↓
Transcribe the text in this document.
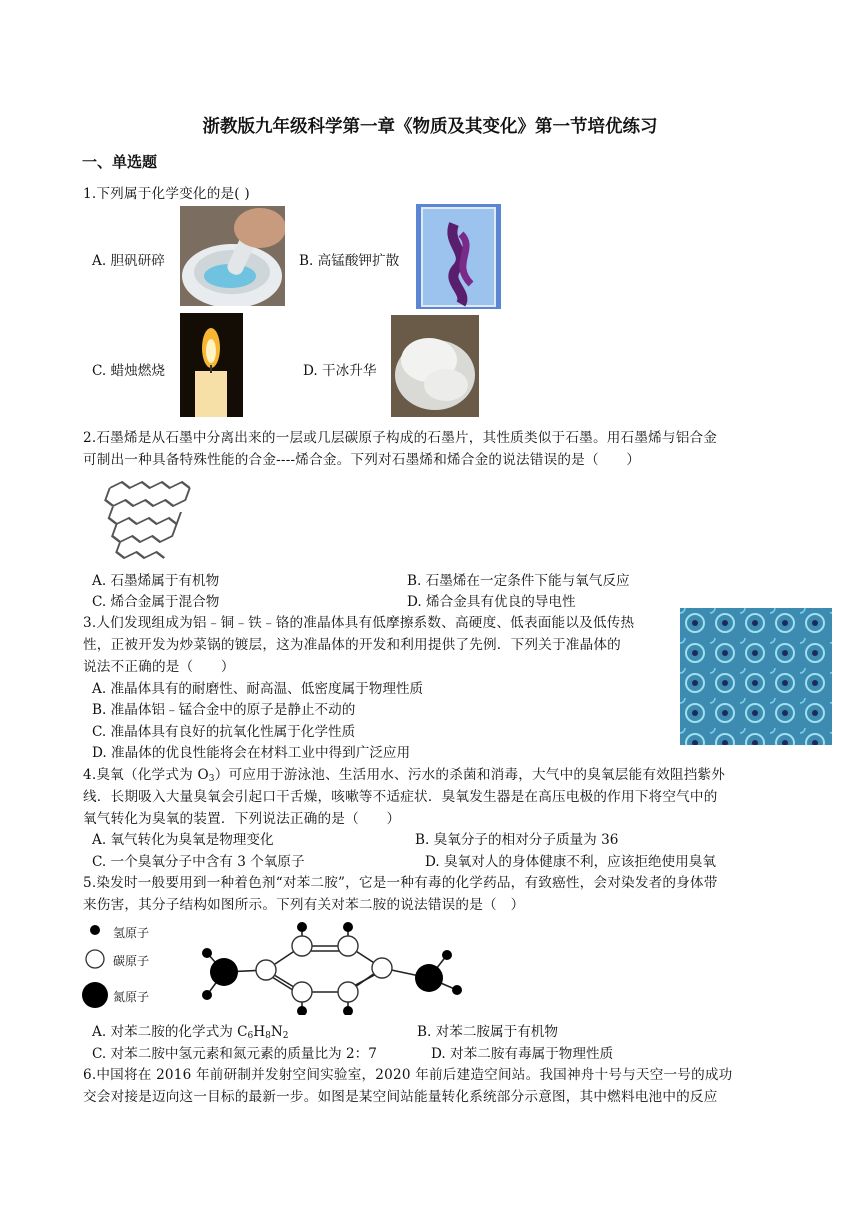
浙教版九年级科学第一章《物质及其变化》第一节培优练习
一、单选题
1.下列属于化学变化的是( )
A. 胆矾研碎	B. 高锰酸钾扩散
C. 蜡烛燃烧	D. 干冰升华
2.石墨烯是从石墨中分离出来的一层或几层碳原子构成的石墨片，其性质类似于石墨。用石墨烯与铝合金
可制出一种具备特殊性能的合金----烯合金。下列对石墨烯和烯合金的说法错误的是（　　）
A. 石墨烯属于有机物	B. 石墨烯在一定条件下能与氧气反应
C. 烯合金属于混合物	D. 烯合金具有优良的导电性
3.人们发现组成为铝﹣铜﹣铁﹣铬的准晶体具有低摩擦系数、高硬度、低表面能以及低传热
性，正被开发为炒菜锅的镀层，这为准晶体的开发和利用提供了先例．下列关于准晶体的
说法不正确的是（　　）
A. 准晶体具有的耐磨性、耐高温、低密度属于物理性质
B. 准晶体铝﹣锰合金中的原子是静止不动的
C. 准晶体具有良好的抗氧化性属于化学性质
D. 准晶体的优良性能将会在材料工业中得到广泛应用
4.臭氧（化学式为 $O_3$）可应用于游泳池、生活用水、污水的杀菌和消毒，大气中的臭氧层能有效阻挡紫外
线．长期吸入大量臭氧会引起口干舌燥，咳嗽等不适症状．臭氧发生器是在高压电极的作用下将空气中的
氧气转化为臭氧的装置．下列说法正确的是（　　）
A. 氧气转化为臭氧是物理变化	B. 臭氧分子的相对分子质量为 36
C. 一个臭氧分子中含有 3 个氧原子	D. 臭氧对人的身体健康不利，应该拒绝使用臭氧
5.染发时一般要用到一种着色剂“对苯二胺”，它是一种有毒的化学药品，有致癌性，会对染发者的身体带
来伤害，其分子结构如图所示。下列有关对苯二胺的说法错误的是（　）
氢原子
碳原子
氮原子
A. 对苯二胺的化学式为 $C_6H_8N_2$	B. 对苯二胺属于有机物
C. 对苯二胺中氢元素和氮元素的质量比为 2：7	D. 对苯二胺有毒属于物理性质
6.中国将在 2016 年前研制并发射空间实验室，2020 年前后建造空间站。我国神舟十号与天空一号的成功
交会对接是迈向这一目标的最新一步。如图是某空间站能量转化系统部分示意图，其中燃料电池中的反应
↑
Description of the task: All of the data above should be quoted exactly, except for the pictures.

Right answer:
Transcribe the text in this document.
浙教版九年级科学第一章《物质及其变化》第一节培优练习
一、单选题
1.下列属于化学变化的是( )
A. 胆矾研碎	B. 高锰酸钾扩散
C. 蜡烛燃烧	D. 干冰升华
2.石墨烯是从石墨中分离出来的一层或几层碳原子构成的石墨片，其性质类似于石墨。用石墨烯与铝合金
可制出一种具备特殊性能的合金----烯合金。下列对石墨烯和烯合金的说法错误的是（　　）
A. 石墨烯属于有机物	B. 石墨烯在一定条件下能与氧气反应
C. 烯合金属于混合物	D. 烯合金具有优良的导电性
3.人们发现组成为铝﹣铜﹣铁﹣铬的准晶体具有低摩擦系数、高硬度、低表面能以及低传热
性，正被开发为炒菜锅的镀层，这为准晶体的开发和利用提供了先例．下列关于准晶体的
说法不正确的是（　　）
A. 准晶体具有的耐磨性、耐高温、低密度属于物理性质
B. 准晶体铝﹣锰合金中的原子是静止不动的
C. 准晶体具有良好的抗氧化性属于化学性质
D. 准晶体的优良性能将会在材料工业中得到广泛应用
4.臭氧（化学式为 $O_3$）可应用于游泳池、生活用水、污水的杀菌和消毒，大气中的臭氧层能有效阻挡紫外
线．长期吸入大量臭氧会引起口干舌燥，咳嗽等不适症状．臭氧发生器是在高压电极的作用下将空气中的
氧气转化为臭氧的装置．下列说法正确的是（　　）
A. 氧气转化为臭氧是物理变化	B. 臭氧分子的相对分子质量为 36
C. 一个臭氧分子中含有 3 个氧原子	D. 臭氧对人的身体健康不利，应该拒绝使用臭氧
5.染发时一般要用到一种着色剂“对苯二胺”，它是一种有毒的化学药品，有致癌性，会对染发者的身体带
来伤害，其分子结构如图所示。下列有关对苯二胺的说法错误的是（　）
氢原子
碳原子
氮原子
A. 对苯二胺的化学式为 $C_6H_8N_2$	B. 对苯二胺属于有机物
C. 对苯二胺中氢元素和氮元素的质量比为 2：7	D. 对苯二胺有毒属于物理性质
6.中国将在 2016 年前研制并发射空间实验室，2020 年前后建造空间站。我国神舟十号与天空一号的成功
交会对接是迈向这一目标的最新一步。如图是某空间站能量转化系统部分示意图，其中燃料电池中的反应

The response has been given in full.